* _About this exercise_
Scan the records for "resting". Show the matching lines.

** Exercise materials follows **

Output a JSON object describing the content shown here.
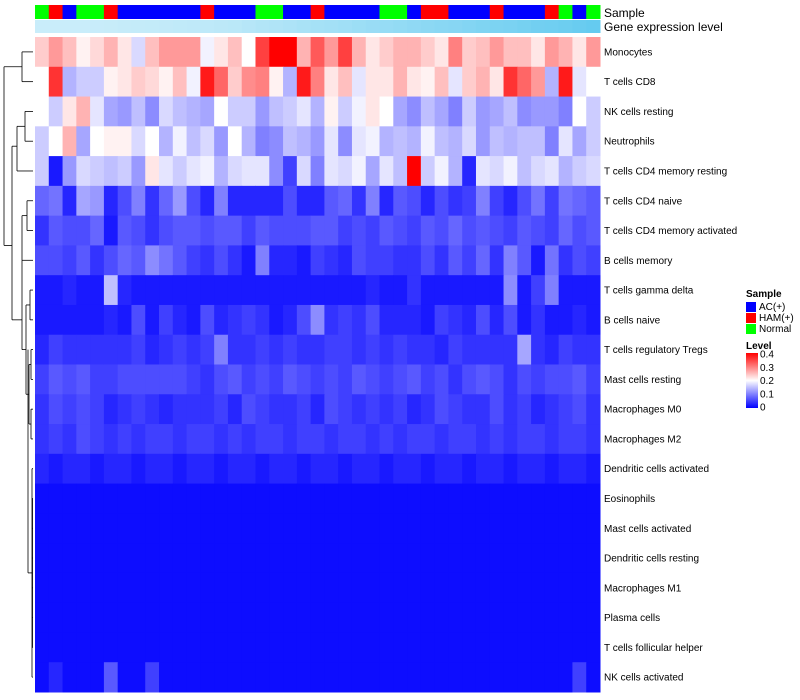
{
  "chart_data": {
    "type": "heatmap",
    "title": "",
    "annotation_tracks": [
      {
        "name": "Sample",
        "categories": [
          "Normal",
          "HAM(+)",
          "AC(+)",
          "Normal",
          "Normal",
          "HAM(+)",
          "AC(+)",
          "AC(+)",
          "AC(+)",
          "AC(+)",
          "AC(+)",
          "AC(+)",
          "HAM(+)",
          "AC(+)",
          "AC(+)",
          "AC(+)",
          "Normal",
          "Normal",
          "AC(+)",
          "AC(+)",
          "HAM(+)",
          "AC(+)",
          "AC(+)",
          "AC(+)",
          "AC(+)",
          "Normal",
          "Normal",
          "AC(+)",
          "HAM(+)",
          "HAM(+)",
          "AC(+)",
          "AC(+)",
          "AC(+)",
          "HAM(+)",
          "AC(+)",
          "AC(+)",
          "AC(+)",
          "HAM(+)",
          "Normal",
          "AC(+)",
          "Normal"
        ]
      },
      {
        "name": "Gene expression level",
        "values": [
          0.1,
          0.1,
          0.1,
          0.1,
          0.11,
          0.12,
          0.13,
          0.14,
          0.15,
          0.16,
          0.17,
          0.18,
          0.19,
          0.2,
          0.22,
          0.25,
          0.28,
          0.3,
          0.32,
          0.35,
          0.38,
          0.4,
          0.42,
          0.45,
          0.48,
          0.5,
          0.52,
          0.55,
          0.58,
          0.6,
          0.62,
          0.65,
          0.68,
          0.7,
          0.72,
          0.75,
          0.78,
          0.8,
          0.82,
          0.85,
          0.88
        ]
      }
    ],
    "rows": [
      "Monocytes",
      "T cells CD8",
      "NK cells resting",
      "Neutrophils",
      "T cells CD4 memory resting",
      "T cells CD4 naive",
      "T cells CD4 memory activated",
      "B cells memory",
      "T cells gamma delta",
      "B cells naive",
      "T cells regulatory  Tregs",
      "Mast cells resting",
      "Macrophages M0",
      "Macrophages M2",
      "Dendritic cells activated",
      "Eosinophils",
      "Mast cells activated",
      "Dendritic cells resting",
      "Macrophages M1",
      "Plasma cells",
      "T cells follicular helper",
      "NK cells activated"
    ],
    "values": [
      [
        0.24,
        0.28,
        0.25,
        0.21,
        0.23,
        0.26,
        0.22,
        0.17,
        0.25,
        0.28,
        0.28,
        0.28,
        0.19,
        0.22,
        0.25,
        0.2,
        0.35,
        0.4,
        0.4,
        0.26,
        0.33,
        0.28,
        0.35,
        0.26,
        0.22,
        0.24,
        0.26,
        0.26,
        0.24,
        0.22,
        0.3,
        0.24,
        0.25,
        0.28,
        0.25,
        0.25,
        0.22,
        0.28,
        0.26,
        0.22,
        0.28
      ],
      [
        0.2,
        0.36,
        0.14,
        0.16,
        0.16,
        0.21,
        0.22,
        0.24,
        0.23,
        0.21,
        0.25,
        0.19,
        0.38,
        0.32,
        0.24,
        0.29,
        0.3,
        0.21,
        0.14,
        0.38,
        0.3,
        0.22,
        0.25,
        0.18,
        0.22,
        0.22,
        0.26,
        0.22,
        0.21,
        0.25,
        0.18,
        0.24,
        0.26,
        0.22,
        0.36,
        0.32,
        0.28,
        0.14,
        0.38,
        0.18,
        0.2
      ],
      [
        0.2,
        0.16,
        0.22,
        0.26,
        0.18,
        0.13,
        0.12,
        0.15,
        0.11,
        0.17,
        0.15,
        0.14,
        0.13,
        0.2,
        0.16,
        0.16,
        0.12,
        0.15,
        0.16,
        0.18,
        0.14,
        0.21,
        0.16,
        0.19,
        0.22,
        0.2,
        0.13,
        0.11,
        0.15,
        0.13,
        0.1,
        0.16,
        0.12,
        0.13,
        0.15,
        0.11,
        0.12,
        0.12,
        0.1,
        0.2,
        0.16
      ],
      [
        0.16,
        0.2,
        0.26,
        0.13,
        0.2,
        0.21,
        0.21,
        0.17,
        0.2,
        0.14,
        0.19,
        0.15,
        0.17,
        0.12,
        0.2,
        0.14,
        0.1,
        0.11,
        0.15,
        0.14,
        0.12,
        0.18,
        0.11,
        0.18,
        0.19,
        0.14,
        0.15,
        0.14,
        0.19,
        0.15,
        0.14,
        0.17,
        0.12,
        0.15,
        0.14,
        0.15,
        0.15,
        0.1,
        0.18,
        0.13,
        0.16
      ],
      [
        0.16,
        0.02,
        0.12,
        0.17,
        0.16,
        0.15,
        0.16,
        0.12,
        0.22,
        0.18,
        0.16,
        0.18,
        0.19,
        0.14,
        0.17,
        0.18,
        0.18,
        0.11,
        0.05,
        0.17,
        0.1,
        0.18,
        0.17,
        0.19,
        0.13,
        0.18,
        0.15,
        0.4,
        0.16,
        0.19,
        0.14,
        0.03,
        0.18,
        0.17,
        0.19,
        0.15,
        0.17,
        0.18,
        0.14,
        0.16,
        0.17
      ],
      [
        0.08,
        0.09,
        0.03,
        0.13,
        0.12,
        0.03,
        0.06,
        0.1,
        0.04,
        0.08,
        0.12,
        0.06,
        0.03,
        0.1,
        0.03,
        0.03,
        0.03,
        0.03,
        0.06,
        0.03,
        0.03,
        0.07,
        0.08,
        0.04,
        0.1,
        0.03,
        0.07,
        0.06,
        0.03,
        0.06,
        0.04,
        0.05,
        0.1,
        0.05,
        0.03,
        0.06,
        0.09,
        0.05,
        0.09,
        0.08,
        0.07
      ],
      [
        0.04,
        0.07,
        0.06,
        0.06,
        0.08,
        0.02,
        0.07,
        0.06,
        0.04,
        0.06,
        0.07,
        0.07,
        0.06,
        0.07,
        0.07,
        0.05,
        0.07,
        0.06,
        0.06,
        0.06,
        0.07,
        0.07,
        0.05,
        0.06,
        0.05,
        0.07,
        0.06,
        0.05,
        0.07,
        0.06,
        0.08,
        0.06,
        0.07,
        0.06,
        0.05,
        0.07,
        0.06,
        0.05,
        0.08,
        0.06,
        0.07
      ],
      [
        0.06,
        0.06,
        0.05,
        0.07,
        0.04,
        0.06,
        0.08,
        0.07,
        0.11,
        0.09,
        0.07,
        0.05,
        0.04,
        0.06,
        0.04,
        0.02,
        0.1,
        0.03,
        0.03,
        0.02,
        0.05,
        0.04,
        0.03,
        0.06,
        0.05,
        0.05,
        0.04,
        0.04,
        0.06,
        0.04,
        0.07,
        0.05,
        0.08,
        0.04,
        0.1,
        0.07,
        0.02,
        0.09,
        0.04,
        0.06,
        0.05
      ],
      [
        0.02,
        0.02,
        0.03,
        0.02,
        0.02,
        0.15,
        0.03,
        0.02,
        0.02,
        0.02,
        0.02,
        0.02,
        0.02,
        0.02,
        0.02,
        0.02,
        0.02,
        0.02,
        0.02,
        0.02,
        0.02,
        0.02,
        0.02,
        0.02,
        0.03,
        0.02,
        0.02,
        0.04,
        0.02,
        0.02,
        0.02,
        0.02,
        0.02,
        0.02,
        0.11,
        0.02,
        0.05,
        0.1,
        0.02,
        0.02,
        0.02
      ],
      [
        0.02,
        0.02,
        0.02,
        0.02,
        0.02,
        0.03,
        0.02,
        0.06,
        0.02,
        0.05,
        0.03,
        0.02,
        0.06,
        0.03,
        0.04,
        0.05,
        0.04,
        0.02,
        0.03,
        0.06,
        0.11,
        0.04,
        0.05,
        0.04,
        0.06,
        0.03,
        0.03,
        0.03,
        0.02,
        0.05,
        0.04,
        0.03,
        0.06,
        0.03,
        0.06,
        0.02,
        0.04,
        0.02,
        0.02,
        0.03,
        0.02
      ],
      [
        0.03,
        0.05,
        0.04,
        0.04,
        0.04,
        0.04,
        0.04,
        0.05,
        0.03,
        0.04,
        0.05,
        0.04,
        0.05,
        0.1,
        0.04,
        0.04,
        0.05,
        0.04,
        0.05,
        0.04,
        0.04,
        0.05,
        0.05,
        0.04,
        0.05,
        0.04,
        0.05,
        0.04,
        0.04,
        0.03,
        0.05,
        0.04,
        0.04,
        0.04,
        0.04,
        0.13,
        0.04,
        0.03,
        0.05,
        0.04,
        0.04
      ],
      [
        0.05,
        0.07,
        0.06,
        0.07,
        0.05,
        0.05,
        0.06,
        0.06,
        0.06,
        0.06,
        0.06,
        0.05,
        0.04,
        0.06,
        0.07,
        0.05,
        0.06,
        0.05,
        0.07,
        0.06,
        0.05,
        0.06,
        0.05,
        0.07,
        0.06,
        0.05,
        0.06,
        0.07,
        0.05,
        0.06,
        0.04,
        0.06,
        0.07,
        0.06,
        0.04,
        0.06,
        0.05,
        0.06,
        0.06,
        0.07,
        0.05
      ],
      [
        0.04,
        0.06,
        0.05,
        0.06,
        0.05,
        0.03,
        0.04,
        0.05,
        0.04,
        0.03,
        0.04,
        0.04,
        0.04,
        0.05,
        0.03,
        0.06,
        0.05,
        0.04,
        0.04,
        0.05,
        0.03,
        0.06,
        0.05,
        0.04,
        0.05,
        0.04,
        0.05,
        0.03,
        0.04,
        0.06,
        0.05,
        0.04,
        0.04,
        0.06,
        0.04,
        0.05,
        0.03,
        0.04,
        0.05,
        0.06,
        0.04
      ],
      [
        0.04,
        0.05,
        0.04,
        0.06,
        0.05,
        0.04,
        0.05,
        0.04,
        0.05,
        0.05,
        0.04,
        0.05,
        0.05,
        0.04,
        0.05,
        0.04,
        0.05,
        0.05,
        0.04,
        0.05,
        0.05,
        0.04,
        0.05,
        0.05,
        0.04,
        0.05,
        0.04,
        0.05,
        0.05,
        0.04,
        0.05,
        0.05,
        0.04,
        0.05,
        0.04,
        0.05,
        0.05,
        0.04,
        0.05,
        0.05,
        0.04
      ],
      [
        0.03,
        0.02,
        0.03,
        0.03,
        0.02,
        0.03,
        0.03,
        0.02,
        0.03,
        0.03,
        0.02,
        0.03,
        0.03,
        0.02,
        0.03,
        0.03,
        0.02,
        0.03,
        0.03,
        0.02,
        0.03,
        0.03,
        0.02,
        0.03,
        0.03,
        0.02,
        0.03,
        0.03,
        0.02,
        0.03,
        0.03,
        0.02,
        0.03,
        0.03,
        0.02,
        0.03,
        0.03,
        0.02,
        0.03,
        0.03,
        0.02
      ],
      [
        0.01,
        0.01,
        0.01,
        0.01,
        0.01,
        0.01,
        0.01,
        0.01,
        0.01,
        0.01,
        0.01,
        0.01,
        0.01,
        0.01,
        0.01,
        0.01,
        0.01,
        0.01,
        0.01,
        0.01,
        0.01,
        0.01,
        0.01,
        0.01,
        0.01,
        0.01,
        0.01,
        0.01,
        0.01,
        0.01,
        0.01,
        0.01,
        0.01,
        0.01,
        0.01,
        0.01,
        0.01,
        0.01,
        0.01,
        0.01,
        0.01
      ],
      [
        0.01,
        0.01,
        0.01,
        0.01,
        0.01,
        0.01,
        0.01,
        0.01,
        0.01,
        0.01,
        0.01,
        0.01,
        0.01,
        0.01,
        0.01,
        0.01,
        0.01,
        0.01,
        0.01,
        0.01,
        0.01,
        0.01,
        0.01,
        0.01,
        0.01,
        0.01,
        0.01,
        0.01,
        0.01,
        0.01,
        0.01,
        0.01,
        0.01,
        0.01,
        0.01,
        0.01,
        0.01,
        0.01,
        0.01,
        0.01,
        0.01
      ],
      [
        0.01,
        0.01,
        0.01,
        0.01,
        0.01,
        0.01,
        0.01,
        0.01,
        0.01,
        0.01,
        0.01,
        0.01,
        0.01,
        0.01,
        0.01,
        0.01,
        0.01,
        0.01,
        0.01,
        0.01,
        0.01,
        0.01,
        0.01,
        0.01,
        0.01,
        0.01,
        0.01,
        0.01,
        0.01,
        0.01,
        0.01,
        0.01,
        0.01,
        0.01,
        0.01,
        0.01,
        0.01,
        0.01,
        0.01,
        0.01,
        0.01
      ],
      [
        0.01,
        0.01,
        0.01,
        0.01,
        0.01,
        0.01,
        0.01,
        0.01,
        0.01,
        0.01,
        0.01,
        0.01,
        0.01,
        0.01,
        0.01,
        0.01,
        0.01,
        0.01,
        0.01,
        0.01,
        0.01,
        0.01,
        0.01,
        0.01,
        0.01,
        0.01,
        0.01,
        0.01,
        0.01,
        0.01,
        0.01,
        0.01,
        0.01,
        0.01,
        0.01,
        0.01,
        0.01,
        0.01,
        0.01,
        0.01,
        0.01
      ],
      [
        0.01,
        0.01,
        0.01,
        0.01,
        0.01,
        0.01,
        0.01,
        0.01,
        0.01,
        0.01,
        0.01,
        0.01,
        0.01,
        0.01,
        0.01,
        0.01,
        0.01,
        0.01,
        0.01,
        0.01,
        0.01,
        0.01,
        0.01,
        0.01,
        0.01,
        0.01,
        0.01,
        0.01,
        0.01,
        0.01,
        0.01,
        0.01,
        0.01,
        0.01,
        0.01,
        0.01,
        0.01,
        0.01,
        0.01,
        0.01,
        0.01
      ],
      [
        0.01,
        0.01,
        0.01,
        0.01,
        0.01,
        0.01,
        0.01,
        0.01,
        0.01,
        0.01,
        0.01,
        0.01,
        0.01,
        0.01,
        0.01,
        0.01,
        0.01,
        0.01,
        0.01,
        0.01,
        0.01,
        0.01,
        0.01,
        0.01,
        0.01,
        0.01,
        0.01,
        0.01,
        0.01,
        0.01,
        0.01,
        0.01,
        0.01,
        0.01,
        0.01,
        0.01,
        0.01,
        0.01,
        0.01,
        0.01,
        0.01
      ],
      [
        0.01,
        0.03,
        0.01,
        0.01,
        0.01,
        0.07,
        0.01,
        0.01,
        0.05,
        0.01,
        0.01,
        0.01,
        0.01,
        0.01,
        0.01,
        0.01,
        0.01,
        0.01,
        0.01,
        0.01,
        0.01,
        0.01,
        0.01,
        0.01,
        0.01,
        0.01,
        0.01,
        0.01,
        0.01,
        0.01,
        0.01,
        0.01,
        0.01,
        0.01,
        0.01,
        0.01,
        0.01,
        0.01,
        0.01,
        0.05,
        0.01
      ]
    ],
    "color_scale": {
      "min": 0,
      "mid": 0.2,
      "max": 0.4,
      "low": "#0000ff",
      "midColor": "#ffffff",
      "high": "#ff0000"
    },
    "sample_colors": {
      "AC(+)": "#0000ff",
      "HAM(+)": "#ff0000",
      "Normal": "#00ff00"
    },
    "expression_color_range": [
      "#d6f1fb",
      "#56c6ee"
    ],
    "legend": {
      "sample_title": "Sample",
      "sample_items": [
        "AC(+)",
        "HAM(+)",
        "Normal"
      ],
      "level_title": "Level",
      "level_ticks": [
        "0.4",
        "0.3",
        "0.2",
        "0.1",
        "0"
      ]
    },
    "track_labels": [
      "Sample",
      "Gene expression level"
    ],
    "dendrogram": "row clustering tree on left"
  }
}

** End of Exercise materials **

* _Task result_
      "NK cells resting",
      "T cells CD4 memory resting",
      "Mast cells resting",
      "Dendritic cells resting",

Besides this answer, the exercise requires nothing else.